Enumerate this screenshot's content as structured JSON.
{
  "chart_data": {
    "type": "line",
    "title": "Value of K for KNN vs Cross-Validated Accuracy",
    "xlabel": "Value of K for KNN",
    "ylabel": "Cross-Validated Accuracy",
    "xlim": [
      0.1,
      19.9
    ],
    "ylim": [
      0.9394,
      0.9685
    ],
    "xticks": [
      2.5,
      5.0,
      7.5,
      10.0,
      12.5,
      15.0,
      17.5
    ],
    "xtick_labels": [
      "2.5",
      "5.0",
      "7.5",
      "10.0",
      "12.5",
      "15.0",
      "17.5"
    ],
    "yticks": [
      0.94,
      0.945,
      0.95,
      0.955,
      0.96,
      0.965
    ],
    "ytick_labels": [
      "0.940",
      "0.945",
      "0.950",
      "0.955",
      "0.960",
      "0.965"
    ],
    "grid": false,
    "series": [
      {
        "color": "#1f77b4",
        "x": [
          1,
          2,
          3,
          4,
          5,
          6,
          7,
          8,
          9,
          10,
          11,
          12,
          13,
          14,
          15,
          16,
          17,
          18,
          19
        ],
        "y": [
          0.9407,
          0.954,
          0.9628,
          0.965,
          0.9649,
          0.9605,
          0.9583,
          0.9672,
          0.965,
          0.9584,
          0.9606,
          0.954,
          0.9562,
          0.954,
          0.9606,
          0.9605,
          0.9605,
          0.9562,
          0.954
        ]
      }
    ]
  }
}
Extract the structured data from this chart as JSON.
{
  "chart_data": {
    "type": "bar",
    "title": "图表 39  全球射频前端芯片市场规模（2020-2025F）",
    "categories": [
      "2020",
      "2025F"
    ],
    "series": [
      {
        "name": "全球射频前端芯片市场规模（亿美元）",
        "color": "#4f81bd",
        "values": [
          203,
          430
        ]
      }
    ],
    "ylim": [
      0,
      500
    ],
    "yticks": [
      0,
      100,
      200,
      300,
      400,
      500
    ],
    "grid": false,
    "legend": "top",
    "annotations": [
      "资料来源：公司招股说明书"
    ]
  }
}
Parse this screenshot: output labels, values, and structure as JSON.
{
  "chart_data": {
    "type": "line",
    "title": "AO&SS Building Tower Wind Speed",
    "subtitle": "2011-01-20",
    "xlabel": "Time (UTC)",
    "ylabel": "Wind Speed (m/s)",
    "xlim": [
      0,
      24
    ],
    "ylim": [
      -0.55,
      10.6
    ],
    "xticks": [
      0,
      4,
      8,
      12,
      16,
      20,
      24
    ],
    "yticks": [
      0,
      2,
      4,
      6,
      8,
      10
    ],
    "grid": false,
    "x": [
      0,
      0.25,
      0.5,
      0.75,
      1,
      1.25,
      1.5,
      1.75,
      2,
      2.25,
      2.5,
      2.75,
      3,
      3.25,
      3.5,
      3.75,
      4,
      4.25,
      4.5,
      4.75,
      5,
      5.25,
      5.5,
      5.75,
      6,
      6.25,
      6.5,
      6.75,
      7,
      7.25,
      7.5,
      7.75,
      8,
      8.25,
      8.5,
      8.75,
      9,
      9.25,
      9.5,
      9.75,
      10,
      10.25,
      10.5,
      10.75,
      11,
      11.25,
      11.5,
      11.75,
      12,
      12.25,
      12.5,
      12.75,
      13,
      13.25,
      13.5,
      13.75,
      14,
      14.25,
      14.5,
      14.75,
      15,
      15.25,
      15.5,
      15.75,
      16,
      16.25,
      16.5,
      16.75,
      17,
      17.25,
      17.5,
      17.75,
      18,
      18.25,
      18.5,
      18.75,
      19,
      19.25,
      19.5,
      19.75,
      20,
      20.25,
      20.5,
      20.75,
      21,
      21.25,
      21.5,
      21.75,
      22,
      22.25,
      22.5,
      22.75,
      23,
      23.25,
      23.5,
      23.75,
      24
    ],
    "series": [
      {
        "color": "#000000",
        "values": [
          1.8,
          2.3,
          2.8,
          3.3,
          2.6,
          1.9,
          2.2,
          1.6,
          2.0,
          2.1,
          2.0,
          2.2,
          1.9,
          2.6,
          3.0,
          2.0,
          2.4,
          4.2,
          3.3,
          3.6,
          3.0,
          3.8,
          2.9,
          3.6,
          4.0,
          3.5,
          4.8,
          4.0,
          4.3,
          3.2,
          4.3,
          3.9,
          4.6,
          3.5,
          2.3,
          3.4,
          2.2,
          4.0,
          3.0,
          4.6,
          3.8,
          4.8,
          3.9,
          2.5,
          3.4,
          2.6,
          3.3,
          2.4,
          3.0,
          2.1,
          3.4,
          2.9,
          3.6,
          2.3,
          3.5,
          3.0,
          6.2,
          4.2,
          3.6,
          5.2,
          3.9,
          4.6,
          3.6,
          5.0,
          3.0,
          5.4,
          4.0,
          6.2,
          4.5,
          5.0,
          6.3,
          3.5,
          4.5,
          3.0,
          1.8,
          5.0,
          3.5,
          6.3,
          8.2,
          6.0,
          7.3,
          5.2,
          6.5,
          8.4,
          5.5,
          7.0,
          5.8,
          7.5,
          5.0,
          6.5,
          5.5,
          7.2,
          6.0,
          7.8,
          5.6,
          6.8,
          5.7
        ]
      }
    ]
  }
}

_GIVEN INSTRUCTION_. State how many lines in the records above contain the word "this", giving only the number.

_RESPONSE BELOW_. 3